YOUR GOAL:
For the listing below, give the count of lines containing "chevron", and no other text.

TASK DATA:
++++

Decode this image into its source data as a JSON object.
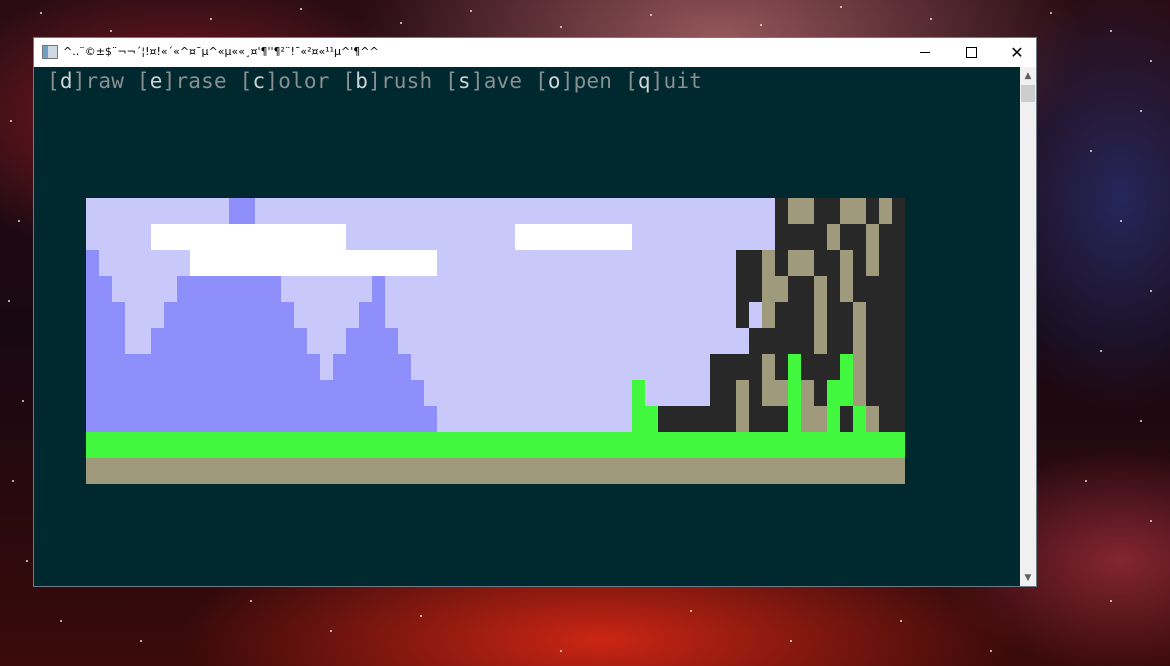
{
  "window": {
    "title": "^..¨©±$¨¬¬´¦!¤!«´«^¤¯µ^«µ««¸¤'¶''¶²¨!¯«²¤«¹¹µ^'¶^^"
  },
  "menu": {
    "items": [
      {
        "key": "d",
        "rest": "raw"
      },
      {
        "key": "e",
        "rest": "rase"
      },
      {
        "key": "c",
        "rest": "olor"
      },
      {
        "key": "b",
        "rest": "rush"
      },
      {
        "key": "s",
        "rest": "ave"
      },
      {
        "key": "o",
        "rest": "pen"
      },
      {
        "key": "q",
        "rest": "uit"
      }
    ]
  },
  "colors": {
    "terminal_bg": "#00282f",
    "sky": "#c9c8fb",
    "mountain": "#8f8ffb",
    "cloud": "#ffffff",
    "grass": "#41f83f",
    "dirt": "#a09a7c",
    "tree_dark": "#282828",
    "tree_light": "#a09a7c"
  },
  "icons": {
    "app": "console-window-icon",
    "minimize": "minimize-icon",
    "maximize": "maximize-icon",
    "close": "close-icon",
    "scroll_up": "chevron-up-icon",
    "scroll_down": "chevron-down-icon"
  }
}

++++

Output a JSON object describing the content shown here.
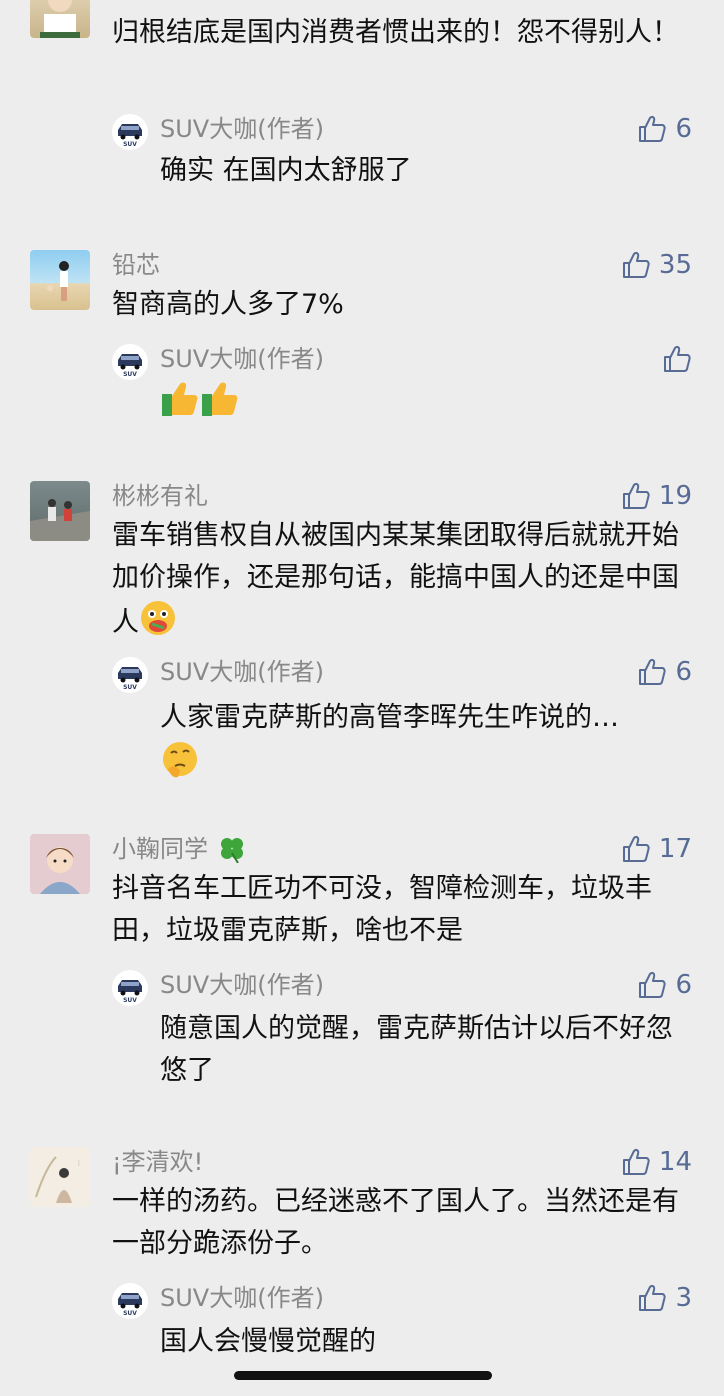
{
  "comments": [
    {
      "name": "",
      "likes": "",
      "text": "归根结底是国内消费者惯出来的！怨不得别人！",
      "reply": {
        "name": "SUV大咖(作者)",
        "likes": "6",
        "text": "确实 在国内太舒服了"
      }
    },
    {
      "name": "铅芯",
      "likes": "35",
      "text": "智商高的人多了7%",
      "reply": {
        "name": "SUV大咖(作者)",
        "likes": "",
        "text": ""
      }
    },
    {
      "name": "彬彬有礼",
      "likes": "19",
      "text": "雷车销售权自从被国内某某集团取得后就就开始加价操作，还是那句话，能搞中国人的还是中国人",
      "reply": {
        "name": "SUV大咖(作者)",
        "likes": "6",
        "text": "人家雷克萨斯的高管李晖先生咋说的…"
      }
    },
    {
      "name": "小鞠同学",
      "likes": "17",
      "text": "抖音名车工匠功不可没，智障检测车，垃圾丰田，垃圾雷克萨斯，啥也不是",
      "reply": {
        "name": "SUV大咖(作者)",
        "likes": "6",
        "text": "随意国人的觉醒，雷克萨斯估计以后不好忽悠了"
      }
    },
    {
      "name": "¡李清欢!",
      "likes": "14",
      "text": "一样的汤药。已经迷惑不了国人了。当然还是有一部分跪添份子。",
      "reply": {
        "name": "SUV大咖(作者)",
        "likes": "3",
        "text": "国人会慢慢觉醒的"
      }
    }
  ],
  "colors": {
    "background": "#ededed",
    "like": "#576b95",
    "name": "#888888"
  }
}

++++

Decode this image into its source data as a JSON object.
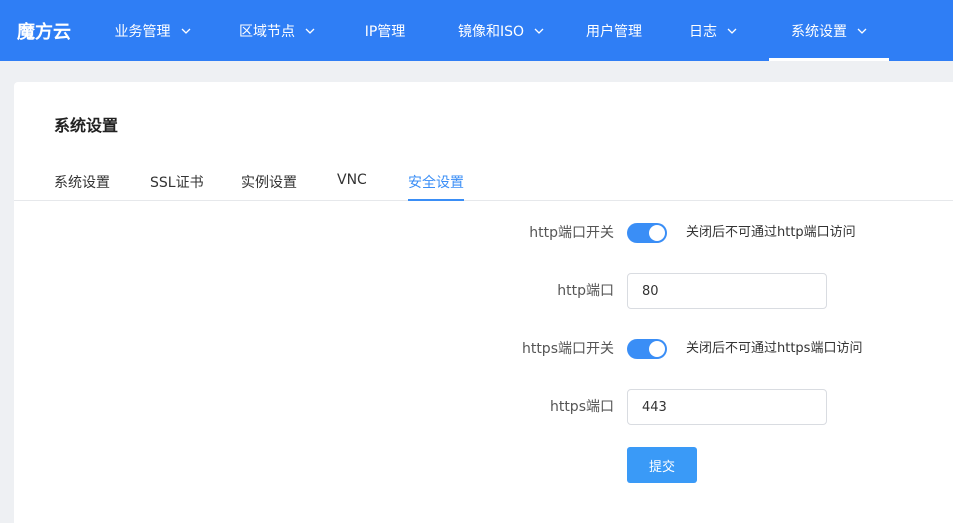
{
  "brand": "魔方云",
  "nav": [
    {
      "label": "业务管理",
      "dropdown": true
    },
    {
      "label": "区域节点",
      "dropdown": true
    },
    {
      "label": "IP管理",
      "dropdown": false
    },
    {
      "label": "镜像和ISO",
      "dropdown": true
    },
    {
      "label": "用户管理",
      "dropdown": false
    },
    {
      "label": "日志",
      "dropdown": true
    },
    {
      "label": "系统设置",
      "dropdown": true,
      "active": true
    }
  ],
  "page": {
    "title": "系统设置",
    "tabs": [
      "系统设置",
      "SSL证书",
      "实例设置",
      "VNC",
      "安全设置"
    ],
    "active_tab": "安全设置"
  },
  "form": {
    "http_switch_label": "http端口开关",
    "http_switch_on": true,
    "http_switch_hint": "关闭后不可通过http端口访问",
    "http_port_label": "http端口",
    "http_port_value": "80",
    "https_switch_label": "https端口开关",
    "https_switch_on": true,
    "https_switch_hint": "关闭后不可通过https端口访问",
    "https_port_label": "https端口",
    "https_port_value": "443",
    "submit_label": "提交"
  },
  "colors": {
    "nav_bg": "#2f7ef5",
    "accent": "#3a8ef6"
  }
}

++++

FULL OUTPUT:
2